● **Tasks for this exercise**
1. Output the rows from the first one through the row containing "scroll-down-icon[interactable] xyxy=(1058,431,1068,441)", both included, reproducing each line exactly.
2. Pick up the 2014 wiretap report text after its last sentence and write the next part.

● **Given passage**
§ §

Wiretap Report 2014
This report covers intercepts concluded between January 1, 2014, and December 31, 2014, and provides supplementary information on arrests and convictions resulting from intercepts concluded in prior years.
Forty-eight jurisdictions (the federal government, the District of Columbia, the Virgin Islands, Puerto Rico, and 44 states) currently have laws that authorize courts to issue orders permitting wire, oral, or electronic surveillance. Table 1 shows that a total of 26 jurisdictions reported using at least one of these types of surveillance as an investigative tool during 2014.
Summary and Analysis of Reports by Judges
The number of federal and state wiretaps reported in 2014 decreased 1 percent from 2013. A total of 3,554 wiretaps were reported as authorized in 2014, with 1,279 authorized by federal judges and 2,275 authorized by state judges. Compared to the applications approved during 2013, the number approved by federal judges decreased 13 percent in 2014, and the number approved by state judges increased 8 percent. One state wiretap application was denied in 2014.
In 25 states, a total of 141 separate local jurisdictions (including counties, cities, and judicial districts) reported wiretap applications for 2014. Applications in California accounted for 43 percent of all applications approved by state judges. Seventy-eight federal jurisdictions submitted reports for 2014. The District of Arizona authorized the most federal wiretaps, approximately 7 percent of the applications approved by federal judges.
Federal judges and state judges authorized 962 wiretaps and 119 wiretaps, respectively, for which the AO received no corresponding data from prosecuting officials. Wiretap Tables A-1 and B-1 contain information from all judge and prosecutor reports submitted for 2014. The entry “NP” (no prosecutor’s report) appears in these tables whenever a prosecutor’s report was not submitted. Some of the prosecutors’ reports were received too late to include in this document, and some prosecutors may have delayed filing reports to avoid jeopardizing ongoing investigations. Information about these wiretaps should appear in future reports.
Intercept Orders, Extensions, and Locations
Table 2 presents the number of intercept orders issued in each jurisdiction that provided reports, the number of extensions granted, the average lengths of the original periods authorized and any extensions, the total number of days in operation, and the locations of the communications intercepted. Federal and state laws limit the period of surveillance under an original order to 30 days. This period, however, can be lengthened by one or more extensions if the authorizing judge determines that additional time is justified.

§ §

● **Material**
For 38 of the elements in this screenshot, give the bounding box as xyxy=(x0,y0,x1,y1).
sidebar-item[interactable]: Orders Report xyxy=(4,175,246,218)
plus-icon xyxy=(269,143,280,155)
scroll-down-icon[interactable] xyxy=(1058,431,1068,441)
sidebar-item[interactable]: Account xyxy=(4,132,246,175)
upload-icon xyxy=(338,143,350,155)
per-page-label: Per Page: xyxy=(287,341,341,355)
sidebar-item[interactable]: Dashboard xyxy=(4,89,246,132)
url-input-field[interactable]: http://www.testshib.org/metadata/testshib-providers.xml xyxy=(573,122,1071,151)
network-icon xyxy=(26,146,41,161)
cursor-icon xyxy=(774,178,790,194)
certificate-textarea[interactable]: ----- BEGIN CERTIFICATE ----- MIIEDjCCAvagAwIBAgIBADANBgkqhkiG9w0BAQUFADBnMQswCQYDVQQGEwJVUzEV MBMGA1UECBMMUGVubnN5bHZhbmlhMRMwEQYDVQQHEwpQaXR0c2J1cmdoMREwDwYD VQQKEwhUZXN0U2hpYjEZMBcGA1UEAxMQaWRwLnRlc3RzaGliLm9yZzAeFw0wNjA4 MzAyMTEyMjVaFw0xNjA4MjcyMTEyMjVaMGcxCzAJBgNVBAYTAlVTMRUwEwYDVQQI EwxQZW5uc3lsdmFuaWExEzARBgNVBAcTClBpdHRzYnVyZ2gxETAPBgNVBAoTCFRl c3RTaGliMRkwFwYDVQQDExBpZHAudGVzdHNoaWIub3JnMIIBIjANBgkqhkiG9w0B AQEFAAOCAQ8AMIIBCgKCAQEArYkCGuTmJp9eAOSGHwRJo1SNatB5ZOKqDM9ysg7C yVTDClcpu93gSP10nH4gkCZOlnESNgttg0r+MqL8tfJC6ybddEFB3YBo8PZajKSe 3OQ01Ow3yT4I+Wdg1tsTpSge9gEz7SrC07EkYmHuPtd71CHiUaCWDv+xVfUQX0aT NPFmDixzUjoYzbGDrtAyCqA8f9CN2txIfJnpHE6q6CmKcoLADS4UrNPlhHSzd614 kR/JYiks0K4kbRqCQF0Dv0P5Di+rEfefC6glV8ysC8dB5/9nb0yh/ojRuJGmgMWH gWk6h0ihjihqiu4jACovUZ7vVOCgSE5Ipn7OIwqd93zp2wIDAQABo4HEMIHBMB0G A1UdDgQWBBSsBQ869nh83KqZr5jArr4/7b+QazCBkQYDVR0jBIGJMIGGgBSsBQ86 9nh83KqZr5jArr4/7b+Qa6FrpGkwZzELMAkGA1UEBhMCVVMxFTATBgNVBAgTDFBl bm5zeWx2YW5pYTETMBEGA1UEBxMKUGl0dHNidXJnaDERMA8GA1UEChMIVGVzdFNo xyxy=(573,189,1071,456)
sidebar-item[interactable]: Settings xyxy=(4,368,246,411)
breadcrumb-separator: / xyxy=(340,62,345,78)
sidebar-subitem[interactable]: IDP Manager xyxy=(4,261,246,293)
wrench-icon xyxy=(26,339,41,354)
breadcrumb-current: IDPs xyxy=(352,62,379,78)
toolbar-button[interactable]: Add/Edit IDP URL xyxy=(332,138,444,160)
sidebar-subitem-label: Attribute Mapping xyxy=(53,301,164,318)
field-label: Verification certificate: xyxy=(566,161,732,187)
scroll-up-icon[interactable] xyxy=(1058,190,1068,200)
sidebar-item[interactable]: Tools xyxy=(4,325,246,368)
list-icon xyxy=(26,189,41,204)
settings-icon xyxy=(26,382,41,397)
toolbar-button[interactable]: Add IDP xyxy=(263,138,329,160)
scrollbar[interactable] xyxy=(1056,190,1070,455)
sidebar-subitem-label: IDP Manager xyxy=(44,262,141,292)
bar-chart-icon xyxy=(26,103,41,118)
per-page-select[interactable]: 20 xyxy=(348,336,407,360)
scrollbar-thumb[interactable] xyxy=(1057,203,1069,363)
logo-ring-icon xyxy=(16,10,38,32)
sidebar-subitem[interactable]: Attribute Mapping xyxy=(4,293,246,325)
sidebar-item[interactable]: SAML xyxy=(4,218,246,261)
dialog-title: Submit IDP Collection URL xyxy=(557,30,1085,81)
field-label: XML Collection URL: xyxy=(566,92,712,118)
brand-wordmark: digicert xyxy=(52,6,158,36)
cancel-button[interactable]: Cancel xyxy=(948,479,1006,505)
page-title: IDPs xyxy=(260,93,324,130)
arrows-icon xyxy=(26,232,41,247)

§ §

● **Answers to the tasks**
1.
For 38 of the elements in this screenshot, give the bounding box as xyxy=(x0,y0,x1,y1).
sidebar-item[interactable]: Orders Report xyxy=(4,175,246,218)
plus-icon xyxy=(269,143,280,155)
scroll-down-icon[interactable] xyxy=(1058,431,1068,441)

2.
During 2014, the average length of an original authorization was 30 days, the same as in 2013. The average length of an extension was also 30 days. In total, 1,532 extensions were requested and authorized in 2014, a decrease of 28 percent. The District of Arizona and the Southern District of California conducted the longest federal intercepts that were terminated in 2014. In each district, the original order was extended four times to complete a 150-day wiretap used in a narcotics investigation. For state intercepts terminated in 2014, the longest intercept occurred in Queens County, New York, where the original order was extended 17 times to complete a 470-day wiretap used in a narcotics investigation.
The most frequently noted location in wiretap applications was “portable device.” In recent years, the use of mobile communications, including text messaging and application software (‘apps’) from cellular telephones, have become increasingly widespread. In 2014, a total of 96 percent (3,409 wiretaps) of all authorized wiretaps were designated as portable devices.
Prosecutors, under certain conditions, including a showing of probable cause to believe that actions taken by a party being investigated could have the effect of thwarting interception from a specified facility, may use “roving” wiretaps to target specific persons by using electronic devices at multiple locations rather than at a specific telephone or location (see 18 U.S.C. § 2518(11)). In 2014, 4 federal wiretaps and 19 state wiretaps were designated as roving.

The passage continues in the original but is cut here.